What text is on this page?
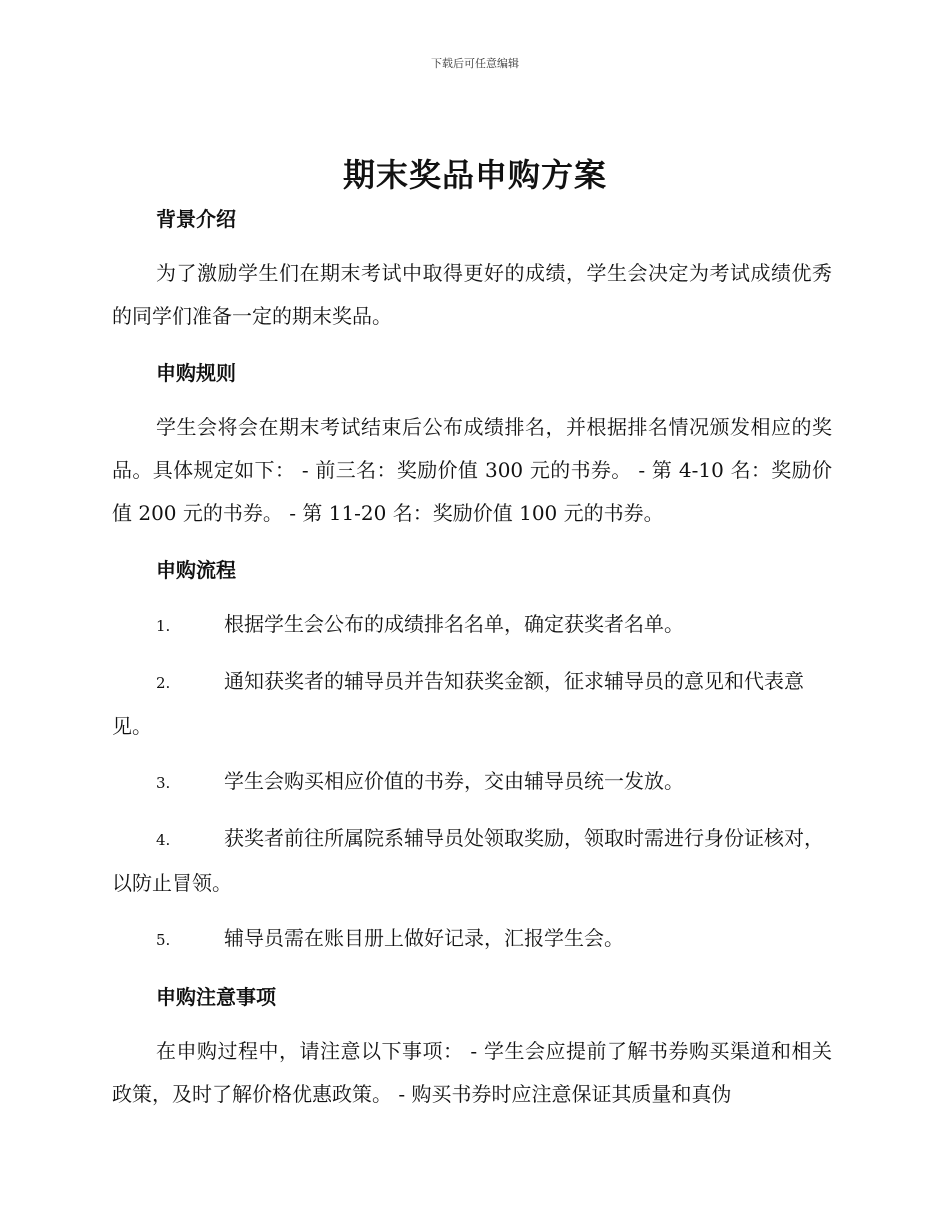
下载后可任意编辑
期末奖品申购方案
背景介绍

为了激励学生们在期末考试中取得更好的成绩，学生会决定为考试成绩优秀的同学们准备一定的期末奖品。

申购规则

学生会将会在期末考试结束后公布成绩排名，并根据排名情况颁发相应的奖品。具体规定如下： - 前三名：奖励价值 300 元的书券。 - 第 4-10 名：奖励价值 200 元的书券。 - 第 11-20 名：奖励价值 100 元的书券。

申购流程

1.	根据学生会公布的成绩排名名单，确定获奖者名单。

2.	通知获奖者的辅导员并告知获奖金额，征求辅导员的意见和代表意见。

3.	学生会购买相应价值的书券，交由辅导员统一发放。

4.	获奖者前往所属院系辅导员处领取奖励，领取时需进行身份证核对，以防止冒领。

5.	辅导员需在账目册上做好记录，汇报学生会。

申购注意事项

在申购过程中，请注意以下事项： - 学生会应提前了解书券购买渠道和相关政策，及时了解价格优惠政策。 - 购买书券时应注意保证其质量和真伪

**Exercise instructions**
Repeat the listing above exactly, with no pictures.

**Response to this task**
What text is on this page?
下载后可任意编辑
期末奖品申购方案
背景介绍

为了激励学生们在期末考试中取得更好的成绩，学生会决定为考试成绩优秀的同学们准备一定的期末奖品。

申购规则

学生会将会在期末考试结束后公布成绩排名，并根据排名情况颁发相应的奖品。具体规定如下： - 前三名：奖励价值 300 元的书券。 - 第 4-10 名：奖励价值 200 元的书券。 - 第 11-20 名：奖励价值 100 元的书券。

申购流程

1.	根据学生会公布的成绩排名名单，确定获奖者名单。

2.	通知获奖者的辅导员并告知获奖金额，征求辅导员的意见和代表意见。

3.	学生会购买相应价值的书券，交由辅导员统一发放。

4.	获奖者前往所属院系辅导员处领取奖励，领取时需进行身份证核对，以防止冒领。

5.	辅导员需在账目册上做好记录，汇报学生会。

申购注意事项

在申购过程中，请注意以下事项： - 学生会应提前了解书券购买渠道和相关政策，及时了解价格优惠政策。 - 购买书券时应注意保证其质量和真伪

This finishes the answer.